— WRITTEN EXERCISE —
Records follow. Copy every line with "title".

— SUPPLIED RECORDS —
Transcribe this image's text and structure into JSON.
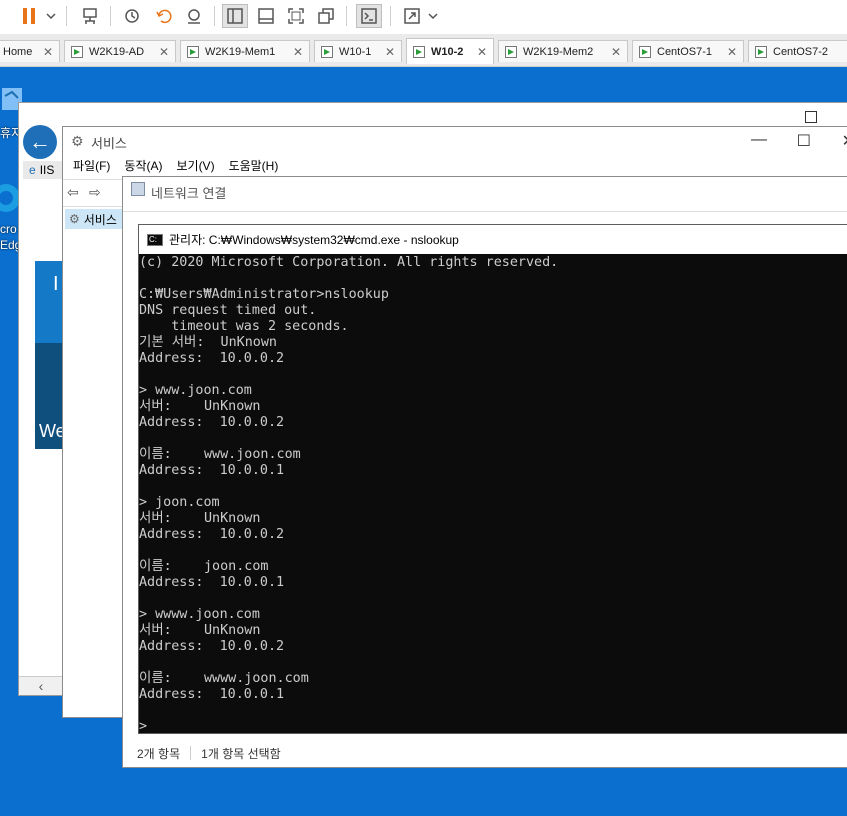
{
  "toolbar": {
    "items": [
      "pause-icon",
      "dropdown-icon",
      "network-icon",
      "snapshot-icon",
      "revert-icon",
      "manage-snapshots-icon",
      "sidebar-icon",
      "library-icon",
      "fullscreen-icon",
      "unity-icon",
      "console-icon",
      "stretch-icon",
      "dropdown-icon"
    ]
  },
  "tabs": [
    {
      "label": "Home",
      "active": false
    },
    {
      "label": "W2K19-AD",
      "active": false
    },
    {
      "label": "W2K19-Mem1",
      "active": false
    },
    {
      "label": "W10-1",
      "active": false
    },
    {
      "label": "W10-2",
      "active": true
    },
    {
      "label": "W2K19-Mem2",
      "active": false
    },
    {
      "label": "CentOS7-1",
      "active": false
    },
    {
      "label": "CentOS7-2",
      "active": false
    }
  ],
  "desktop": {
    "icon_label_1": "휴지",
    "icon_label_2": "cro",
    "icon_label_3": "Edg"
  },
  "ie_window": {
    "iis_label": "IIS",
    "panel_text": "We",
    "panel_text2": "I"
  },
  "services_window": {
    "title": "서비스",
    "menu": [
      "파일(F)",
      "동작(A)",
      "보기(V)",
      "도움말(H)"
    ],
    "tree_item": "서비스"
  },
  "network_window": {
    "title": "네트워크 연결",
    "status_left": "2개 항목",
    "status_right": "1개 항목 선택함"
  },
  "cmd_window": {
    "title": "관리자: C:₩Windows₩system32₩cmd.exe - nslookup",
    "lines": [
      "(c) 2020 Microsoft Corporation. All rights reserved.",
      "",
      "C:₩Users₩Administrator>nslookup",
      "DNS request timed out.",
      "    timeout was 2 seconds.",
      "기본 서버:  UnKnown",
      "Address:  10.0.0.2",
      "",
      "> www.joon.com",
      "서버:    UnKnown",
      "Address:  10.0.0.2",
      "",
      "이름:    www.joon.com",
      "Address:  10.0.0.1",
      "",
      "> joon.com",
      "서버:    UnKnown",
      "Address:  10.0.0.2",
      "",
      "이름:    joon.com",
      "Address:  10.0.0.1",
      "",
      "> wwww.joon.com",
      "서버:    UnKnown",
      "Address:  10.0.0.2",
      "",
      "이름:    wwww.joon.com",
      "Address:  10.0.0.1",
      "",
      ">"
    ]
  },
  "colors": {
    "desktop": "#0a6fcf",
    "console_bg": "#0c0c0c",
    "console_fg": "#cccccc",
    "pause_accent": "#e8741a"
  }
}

— FULL SOLUTION —
    "title": "서비스",
    "title": "네트워크 연결",
    "title": "관리자: C:₩Windows₩system32₩cmd.exe - nslookup",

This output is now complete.